Aim of the task
Select every line containing the word "Масло" from the material, and copy those lines.

### Given entries ###

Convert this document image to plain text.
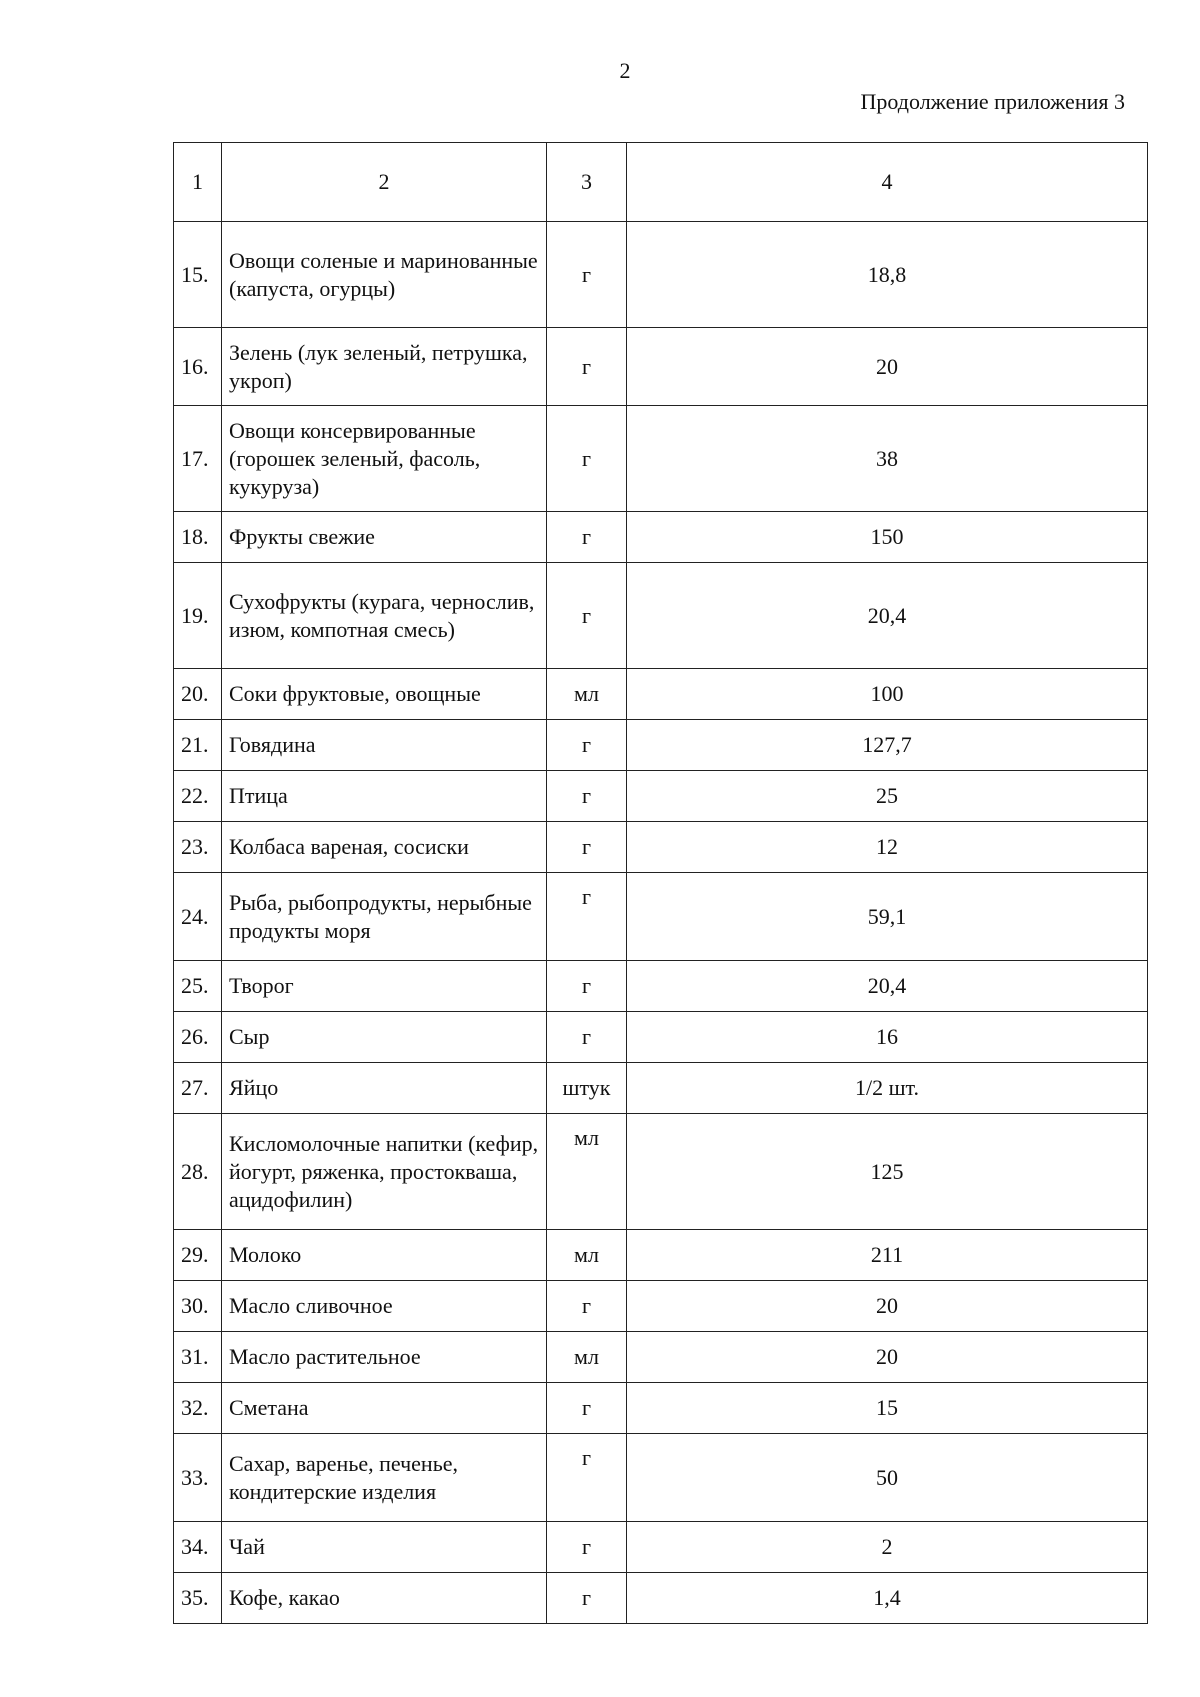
2
Продолжение приложения 3
1	2	3	4
15.	Овощи соленые и маринованные (капуста, огурцы)	г	18,8
16.	Зелень (лук зеленый, петрушка, укроп)	г	20
17.	Овощи консервированные (горошек зеленый, фасоль, кукуруза)	г	38
18.	Фрукты свежие	г	150
19.	Сухофрукты (курага, чернослив, изюм, компотная смесь)	г	20,4
20.	Соки фруктовые, овощные	мл	100
21.	Говядина	г	127,7
22.	Птица	г	25
23.	Колбаса вареная, сосиски	г	12
24.	Рыба, рыбопродукты, нерыбные продукты моря	г	59,1
25.	Творог	г	20,4
26.	Сыр	г	16
27.	Яйцо	штук	1/2 шт.
28.	Кисломолочные напитки (кефир, йогурт, ряженка, простокваша, ацидофилин)	мл	125
29.	Молоко	мл	211
30.	Масло сливочное	г	20
31.	Масло растительное	мл	20
32.	Сметана	г	15
33.	Сахар, варенье, печенье, кондитерские изделия	г	50
34.	Чай	г	2
35.	Кофе, какао	г	1,4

###

Result for this exercise
30.	Масло сливочное	г	20
31.	Масло растительное	мл	20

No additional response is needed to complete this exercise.